Task to carry out:
Copy all lines below containing "Μετρήσεις".

------------------------------------------------

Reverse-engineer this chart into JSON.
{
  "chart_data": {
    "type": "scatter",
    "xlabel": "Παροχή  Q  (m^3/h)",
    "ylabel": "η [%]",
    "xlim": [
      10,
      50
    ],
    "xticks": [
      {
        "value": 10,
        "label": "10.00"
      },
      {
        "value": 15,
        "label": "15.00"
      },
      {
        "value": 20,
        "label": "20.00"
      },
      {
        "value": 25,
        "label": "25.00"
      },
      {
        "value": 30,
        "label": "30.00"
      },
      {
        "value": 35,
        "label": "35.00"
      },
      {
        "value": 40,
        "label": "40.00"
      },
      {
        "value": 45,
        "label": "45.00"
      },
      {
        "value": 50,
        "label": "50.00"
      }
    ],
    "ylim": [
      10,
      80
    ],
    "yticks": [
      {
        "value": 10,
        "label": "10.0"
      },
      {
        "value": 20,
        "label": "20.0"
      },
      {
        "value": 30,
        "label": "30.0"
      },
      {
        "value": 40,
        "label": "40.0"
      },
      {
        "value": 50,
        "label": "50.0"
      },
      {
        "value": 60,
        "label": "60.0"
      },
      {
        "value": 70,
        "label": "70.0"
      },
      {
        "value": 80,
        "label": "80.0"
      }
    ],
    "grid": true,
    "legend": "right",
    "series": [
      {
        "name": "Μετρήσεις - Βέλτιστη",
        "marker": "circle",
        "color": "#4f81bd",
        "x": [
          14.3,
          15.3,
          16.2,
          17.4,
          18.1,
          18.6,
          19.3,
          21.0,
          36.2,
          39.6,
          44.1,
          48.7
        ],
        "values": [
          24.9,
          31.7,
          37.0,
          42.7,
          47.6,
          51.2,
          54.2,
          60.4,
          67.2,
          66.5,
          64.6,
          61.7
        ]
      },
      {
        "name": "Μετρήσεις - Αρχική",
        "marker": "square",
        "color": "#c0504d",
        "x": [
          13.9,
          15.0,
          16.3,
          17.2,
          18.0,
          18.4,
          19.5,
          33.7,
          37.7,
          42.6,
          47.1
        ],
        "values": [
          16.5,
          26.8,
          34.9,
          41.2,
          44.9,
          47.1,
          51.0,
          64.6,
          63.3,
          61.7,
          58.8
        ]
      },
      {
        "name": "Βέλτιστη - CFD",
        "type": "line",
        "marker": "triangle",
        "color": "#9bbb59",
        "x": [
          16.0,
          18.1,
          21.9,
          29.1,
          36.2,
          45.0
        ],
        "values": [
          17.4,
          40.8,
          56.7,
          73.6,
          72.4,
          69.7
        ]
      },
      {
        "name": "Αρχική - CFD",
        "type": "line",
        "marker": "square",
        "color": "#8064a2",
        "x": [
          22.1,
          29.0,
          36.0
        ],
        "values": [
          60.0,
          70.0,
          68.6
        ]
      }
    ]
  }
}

------------------------------------------------

In response:
        "name": "Μετρήσεις - Βέλτιστη",
        "name": "Μετρήσεις - Αρχική",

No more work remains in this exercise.